#### TASK:
Quote the records word for word, starting at the very first line and ending at the line that reads "x-tick-label: 20 xyxy=(915,537,934,555)".

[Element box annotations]
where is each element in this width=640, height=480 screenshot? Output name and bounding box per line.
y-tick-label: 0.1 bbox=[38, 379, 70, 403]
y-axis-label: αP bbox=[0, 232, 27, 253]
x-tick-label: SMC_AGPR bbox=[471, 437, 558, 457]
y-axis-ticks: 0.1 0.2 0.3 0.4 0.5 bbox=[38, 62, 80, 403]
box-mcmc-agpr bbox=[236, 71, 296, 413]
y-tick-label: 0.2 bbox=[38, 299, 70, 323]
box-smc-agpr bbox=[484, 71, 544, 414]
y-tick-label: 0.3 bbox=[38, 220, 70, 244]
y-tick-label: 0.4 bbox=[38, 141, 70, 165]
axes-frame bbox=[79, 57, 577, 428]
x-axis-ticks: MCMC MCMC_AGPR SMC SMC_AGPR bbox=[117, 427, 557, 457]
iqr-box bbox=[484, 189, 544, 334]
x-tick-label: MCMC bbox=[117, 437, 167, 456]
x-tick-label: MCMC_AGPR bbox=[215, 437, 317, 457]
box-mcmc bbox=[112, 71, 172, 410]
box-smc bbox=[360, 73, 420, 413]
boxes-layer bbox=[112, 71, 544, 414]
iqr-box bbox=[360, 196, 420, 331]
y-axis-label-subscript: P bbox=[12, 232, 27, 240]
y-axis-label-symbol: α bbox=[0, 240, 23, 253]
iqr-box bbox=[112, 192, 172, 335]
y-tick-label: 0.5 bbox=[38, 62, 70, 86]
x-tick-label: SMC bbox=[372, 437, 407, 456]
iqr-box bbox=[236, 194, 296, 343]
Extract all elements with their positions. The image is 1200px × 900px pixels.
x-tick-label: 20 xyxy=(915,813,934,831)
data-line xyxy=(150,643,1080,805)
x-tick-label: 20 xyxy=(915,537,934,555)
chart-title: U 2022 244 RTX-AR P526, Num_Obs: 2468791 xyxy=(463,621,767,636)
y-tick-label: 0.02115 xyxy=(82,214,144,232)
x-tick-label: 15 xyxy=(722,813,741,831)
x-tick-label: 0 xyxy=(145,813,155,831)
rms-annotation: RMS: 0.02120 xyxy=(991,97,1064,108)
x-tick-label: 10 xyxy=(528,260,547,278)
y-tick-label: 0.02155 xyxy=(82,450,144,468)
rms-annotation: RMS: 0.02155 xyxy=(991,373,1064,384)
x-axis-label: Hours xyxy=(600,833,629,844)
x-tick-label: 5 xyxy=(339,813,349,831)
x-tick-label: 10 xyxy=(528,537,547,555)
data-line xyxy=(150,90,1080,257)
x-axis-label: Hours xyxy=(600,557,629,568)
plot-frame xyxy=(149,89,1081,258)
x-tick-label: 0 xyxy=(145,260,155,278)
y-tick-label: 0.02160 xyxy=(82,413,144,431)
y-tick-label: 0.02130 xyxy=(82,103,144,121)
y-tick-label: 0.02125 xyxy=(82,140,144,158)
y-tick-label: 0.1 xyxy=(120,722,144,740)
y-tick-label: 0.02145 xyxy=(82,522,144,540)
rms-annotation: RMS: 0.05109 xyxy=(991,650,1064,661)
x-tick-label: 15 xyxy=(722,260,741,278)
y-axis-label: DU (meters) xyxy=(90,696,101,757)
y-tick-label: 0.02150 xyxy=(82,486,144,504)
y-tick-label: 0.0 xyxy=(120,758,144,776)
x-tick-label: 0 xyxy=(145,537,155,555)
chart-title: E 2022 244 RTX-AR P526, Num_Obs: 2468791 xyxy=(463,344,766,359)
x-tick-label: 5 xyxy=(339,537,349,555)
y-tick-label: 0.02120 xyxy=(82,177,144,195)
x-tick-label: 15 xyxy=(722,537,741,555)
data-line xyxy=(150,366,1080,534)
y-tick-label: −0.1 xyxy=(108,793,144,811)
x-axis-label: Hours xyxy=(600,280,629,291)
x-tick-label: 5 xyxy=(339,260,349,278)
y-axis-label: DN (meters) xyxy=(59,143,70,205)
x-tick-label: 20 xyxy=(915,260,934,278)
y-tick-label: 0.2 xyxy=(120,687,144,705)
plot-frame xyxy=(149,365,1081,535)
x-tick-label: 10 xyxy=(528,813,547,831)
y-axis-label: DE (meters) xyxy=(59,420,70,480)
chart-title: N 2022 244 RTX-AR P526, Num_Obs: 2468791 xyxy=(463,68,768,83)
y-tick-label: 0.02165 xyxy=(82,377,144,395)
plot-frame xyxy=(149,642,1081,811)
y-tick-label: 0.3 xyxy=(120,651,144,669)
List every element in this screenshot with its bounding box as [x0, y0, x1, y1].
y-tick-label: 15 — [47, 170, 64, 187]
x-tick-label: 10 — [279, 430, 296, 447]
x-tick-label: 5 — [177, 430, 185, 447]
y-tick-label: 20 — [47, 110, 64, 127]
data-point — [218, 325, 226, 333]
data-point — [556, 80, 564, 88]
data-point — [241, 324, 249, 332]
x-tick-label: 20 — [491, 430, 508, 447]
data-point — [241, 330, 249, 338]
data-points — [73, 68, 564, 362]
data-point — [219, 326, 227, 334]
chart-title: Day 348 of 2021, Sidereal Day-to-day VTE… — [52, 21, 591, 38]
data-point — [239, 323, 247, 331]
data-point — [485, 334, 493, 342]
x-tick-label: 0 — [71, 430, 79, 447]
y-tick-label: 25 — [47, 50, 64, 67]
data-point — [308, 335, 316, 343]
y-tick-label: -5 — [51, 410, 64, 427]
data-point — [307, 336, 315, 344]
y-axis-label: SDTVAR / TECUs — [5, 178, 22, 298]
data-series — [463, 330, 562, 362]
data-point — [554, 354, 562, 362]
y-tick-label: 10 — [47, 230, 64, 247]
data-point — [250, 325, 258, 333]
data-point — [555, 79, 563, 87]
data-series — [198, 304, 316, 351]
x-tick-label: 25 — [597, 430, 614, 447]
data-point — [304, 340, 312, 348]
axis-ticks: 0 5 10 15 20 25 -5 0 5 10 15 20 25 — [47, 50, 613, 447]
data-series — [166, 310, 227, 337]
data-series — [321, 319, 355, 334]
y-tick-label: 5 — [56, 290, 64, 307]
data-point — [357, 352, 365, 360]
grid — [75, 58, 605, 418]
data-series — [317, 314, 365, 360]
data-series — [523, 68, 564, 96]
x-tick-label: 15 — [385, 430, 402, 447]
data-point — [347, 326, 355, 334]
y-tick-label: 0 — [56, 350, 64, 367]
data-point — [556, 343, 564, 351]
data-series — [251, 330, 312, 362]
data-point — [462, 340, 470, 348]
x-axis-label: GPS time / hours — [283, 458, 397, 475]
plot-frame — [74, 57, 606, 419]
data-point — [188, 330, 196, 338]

#### TASK RESULT:
where is each element in this width=640, height=480 screenshot? Output name and bounding box per line.
y-tick-label: 0.1 bbox=[38, 379, 70, 403]
y-axis-label: αP bbox=[0, 232, 27, 253]
x-tick-label: SMC_AGPR bbox=[471, 437, 558, 457]
y-axis-ticks: 0.1 0.2 0.3 0.4 0.5 bbox=[38, 62, 80, 403]
box-mcmc-agpr bbox=[236, 71, 296, 413]
y-tick-label: 0.2 bbox=[38, 299, 70, 323]
box-smc-agpr bbox=[484, 71, 544, 414]
y-tick-label: 0.3 bbox=[38, 220, 70, 244]
y-tick-label: 0.4 bbox=[38, 141, 70, 165]
axes-frame bbox=[79, 57, 577, 428]
x-axis-ticks: MCMC MCMC_AGPR SMC SMC_AGPR bbox=[117, 427, 557, 457]
iqr-box bbox=[484, 189, 544, 334]
x-tick-label: MCMC bbox=[117, 437, 167, 456]
x-tick-label: MCMC_AGPR bbox=[215, 437, 317, 457]
box-mcmc bbox=[112, 71, 172, 410]
box-smc bbox=[360, 73, 420, 413]
boxes-layer bbox=[112, 71, 544, 414]
iqr-box bbox=[360, 196, 420, 331]
y-axis-label-subscript: P bbox=[12, 232, 27, 240]
y-axis-label-symbol: α bbox=[0, 240, 23, 253]
iqr-box bbox=[112, 192, 172, 335]
y-tick-label: 0.5 bbox=[38, 62, 70, 86]
x-tick-label: SMC bbox=[372, 437, 407, 456]
iqr-box bbox=[236, 194, 296, 343]
Extract all elements with their positions. The image is 1200px × 900px pixels.
x-tick-label: 20 xyxy=(915,813,934,831)
data-line xyxy=(150,643,1080,805)
x-tick-label: 20 xyxy=(915,537,934,555)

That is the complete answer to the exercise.